TO BE DONE: Each line that holds the word "screenshot" is to be identified and copied.

--

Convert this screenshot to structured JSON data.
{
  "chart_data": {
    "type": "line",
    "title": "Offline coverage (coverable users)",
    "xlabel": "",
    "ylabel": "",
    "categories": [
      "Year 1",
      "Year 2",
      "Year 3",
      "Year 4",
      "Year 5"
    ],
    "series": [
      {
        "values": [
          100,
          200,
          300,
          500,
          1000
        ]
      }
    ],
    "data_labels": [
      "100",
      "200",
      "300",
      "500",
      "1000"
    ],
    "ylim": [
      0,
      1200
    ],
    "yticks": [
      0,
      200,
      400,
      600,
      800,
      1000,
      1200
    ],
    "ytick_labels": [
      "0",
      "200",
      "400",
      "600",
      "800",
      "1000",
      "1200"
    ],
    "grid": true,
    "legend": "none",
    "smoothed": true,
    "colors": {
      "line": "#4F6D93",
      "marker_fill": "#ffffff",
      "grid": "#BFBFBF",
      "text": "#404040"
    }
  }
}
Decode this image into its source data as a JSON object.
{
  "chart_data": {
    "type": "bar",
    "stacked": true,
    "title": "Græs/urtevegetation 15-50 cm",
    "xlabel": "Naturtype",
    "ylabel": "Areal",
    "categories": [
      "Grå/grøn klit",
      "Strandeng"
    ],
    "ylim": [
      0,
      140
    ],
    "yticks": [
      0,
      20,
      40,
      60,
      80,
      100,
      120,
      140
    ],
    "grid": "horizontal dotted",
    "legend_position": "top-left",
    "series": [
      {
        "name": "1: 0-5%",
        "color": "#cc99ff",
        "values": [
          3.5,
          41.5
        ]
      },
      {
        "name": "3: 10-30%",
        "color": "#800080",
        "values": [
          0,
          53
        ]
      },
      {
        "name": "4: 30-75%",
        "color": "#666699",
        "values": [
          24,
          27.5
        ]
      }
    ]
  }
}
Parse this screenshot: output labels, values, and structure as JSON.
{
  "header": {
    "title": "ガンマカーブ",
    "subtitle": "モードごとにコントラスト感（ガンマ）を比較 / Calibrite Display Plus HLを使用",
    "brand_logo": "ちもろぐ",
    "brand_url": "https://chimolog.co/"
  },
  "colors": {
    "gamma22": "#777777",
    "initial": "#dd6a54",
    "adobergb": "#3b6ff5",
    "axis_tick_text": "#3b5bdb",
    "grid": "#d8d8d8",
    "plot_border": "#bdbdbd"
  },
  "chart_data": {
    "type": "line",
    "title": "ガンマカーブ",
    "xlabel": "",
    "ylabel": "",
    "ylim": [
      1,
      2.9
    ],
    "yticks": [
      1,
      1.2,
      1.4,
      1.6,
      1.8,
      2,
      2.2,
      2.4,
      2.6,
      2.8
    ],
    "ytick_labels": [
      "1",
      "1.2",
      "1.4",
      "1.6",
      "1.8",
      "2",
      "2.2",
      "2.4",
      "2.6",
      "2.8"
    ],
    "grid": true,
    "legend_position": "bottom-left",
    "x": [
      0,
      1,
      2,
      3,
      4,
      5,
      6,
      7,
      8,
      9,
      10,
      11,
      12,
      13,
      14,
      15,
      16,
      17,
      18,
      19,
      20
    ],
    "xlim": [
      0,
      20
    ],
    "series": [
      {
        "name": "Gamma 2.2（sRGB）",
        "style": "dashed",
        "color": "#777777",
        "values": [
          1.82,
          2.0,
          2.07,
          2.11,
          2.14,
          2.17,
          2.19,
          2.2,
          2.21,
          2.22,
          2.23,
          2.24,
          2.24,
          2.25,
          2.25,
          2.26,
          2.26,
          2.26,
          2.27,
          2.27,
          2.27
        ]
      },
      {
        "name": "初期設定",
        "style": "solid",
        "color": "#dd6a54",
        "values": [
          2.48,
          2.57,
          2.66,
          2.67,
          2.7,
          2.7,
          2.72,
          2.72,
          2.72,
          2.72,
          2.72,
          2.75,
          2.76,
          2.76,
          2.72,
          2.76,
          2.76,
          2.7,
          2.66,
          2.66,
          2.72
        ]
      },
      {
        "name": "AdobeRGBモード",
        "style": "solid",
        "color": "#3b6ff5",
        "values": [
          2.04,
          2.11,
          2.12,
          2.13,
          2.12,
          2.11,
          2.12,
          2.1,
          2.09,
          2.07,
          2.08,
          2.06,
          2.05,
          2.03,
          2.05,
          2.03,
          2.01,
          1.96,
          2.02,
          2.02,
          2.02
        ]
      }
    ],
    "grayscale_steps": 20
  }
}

--

ANSWER FOR THIS EXERCISE:
Convert this screenshot to structured JSON data.
Parse this screenshot: output labels, values, and structure as JSON.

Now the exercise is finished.